───── Available records ─────

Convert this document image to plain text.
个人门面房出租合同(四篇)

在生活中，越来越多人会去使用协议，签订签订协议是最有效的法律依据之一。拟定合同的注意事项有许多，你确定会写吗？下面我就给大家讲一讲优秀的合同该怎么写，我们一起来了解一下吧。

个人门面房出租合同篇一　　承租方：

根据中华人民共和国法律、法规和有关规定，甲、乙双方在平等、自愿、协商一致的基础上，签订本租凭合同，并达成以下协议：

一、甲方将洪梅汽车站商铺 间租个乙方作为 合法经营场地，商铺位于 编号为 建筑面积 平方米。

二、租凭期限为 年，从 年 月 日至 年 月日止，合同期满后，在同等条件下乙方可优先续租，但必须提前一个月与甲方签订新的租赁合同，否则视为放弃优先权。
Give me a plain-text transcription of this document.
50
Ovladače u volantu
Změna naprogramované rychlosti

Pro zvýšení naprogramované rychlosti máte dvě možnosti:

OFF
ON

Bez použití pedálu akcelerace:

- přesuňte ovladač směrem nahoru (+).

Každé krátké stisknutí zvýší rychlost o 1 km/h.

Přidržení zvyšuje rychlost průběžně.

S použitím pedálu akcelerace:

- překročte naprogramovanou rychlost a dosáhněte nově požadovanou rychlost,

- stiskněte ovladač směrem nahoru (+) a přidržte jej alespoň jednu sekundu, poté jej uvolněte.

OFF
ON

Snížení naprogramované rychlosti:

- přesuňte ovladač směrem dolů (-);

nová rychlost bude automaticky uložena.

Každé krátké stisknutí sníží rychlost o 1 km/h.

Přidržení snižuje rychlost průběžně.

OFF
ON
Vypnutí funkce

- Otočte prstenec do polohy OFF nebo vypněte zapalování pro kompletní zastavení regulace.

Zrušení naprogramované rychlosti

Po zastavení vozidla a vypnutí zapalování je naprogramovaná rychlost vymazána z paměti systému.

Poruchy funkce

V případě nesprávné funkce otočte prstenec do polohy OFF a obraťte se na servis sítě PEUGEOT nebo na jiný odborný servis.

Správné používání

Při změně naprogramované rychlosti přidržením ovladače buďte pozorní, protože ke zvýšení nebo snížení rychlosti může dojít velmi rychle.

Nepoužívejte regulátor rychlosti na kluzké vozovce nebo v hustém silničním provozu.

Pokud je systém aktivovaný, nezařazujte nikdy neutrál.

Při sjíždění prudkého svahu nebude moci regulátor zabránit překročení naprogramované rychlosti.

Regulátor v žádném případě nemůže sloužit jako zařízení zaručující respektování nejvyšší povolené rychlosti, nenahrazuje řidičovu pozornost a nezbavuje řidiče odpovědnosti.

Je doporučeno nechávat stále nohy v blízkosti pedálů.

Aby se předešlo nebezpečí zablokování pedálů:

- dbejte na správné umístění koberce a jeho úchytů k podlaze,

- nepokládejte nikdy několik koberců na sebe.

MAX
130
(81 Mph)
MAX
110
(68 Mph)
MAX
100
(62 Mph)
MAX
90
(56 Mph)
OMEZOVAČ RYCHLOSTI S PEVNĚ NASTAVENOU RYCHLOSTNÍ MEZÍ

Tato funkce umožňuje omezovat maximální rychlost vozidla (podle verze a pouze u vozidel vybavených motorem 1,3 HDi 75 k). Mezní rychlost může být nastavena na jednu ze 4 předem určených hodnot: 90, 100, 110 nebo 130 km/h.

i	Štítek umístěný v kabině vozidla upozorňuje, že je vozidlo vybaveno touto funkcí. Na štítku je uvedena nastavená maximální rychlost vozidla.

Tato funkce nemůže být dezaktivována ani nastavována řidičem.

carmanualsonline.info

─────

* **Short exercise**
Search the records for the string "nikdy" and return every line in which it occurs.

* **Answer to this problem**
Pokud je systém aktivovaný, nezařazujte nikdy neutrál.
- nepokládejte nikdy několik koberců na sebe.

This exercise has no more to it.